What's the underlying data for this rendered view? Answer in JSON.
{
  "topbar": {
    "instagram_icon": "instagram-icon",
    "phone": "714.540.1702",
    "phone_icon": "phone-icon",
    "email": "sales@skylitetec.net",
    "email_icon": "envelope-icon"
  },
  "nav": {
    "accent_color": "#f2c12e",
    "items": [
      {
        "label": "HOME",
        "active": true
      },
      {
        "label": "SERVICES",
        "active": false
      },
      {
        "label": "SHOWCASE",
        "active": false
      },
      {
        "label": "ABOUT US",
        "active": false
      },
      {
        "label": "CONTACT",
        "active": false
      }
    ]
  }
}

◇ ◇ ◇

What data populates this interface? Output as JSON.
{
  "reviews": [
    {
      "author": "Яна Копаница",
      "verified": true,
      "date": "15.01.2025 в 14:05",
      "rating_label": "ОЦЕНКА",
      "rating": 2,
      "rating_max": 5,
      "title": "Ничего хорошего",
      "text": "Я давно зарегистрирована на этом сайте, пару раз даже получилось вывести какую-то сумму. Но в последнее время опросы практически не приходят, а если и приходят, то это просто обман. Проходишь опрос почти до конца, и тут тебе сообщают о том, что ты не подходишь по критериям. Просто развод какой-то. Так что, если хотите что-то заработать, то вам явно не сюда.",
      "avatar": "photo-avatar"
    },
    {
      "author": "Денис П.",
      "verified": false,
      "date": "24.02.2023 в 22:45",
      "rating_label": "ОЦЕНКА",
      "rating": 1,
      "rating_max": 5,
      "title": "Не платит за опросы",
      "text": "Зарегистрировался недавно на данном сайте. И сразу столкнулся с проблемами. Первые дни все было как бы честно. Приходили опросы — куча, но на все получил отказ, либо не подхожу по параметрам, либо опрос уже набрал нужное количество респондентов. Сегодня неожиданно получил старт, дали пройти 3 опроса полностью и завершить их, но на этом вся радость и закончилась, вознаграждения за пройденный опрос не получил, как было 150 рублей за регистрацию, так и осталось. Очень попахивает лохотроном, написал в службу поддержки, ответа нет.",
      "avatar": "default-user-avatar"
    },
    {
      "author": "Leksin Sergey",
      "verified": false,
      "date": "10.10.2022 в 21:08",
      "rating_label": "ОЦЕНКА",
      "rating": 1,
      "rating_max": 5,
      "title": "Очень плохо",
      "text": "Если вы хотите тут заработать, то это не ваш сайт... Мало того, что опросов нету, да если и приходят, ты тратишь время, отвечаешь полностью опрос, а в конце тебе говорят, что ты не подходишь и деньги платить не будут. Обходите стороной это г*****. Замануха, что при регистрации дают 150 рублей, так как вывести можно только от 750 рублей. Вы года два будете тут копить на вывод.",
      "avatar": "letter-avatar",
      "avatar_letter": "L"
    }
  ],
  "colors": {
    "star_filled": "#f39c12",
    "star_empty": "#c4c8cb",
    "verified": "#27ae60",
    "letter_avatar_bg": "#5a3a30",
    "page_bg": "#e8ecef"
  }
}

◇ ◇ ◇

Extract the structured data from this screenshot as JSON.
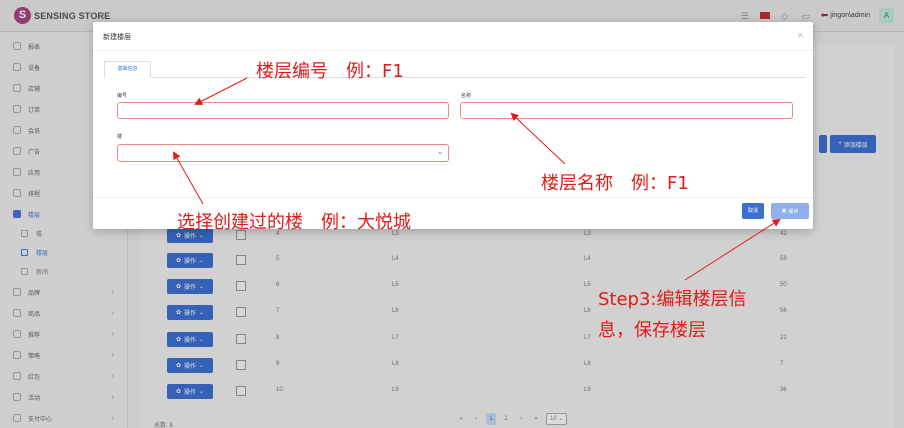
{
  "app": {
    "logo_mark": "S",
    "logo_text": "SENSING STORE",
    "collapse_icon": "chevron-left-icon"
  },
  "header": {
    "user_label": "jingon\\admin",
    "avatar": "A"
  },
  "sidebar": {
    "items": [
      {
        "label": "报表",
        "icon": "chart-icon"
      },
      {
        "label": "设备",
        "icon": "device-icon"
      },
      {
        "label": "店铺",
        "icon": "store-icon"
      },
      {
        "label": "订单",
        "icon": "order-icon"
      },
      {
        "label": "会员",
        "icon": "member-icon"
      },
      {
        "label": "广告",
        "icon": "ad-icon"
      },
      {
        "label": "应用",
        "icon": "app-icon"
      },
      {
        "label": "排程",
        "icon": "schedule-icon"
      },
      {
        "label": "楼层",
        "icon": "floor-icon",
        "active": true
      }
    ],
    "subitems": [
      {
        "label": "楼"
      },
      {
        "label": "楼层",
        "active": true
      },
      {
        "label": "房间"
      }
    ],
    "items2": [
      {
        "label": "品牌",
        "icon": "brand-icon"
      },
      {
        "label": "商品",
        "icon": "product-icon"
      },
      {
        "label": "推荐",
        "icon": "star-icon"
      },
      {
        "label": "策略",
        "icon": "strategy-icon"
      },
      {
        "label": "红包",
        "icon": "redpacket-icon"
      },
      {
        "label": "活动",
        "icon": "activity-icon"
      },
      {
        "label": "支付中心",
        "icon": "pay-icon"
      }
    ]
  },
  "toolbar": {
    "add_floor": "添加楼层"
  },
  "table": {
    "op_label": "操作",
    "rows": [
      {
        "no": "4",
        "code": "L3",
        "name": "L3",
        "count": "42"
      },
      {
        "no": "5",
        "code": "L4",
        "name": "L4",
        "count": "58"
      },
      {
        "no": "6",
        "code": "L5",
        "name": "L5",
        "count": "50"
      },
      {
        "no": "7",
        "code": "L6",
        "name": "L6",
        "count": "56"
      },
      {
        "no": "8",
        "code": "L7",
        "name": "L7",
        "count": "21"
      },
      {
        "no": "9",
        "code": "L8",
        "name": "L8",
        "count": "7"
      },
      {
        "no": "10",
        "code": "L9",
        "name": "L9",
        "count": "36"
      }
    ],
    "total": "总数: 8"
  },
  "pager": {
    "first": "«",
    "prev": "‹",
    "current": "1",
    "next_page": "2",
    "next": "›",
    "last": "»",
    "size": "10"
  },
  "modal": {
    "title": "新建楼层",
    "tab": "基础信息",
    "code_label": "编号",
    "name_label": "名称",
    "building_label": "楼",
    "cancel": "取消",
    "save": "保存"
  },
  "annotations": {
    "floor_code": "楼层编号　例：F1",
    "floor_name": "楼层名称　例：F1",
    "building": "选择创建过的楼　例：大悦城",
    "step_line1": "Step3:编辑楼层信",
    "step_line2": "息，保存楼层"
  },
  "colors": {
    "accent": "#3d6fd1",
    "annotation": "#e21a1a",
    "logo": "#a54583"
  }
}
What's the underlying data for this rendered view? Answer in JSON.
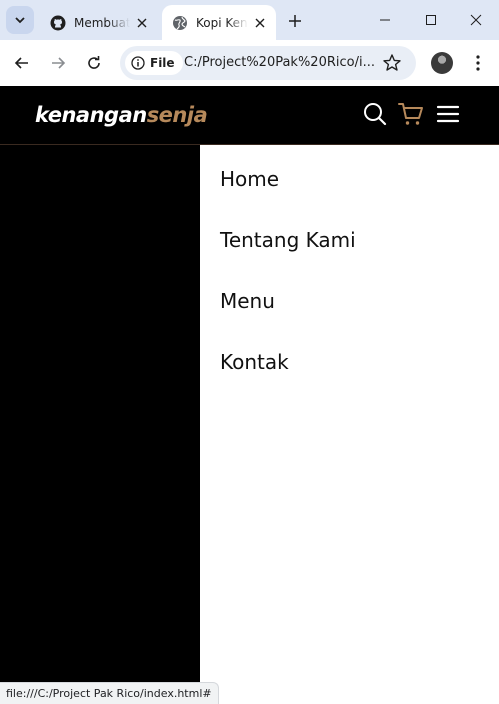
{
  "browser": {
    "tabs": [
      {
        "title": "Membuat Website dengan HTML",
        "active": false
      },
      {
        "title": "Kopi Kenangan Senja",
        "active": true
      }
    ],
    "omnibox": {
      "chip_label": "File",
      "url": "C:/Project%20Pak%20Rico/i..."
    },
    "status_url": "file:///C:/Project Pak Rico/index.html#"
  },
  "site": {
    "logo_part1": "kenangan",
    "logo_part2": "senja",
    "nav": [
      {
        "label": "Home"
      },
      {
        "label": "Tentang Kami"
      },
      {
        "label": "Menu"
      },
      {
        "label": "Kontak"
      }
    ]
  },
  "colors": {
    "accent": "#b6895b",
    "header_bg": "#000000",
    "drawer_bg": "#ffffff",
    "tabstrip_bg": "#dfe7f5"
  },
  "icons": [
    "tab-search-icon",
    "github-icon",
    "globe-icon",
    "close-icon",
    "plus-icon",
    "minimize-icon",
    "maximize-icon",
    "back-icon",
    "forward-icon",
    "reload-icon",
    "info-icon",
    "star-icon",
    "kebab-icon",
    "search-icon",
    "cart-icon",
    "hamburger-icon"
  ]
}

◇ ◇ ◇

* Your objective
Scan the material above. Copy each line that holds the word "data".

* Full output
What's the underlying data for this rendered view? Answer in JSON.
What data populates this interface? Output as JSON.
Extract the structured data from this screenshot as JSON.
What's the underlying data for this rendered view? Answer in JSON.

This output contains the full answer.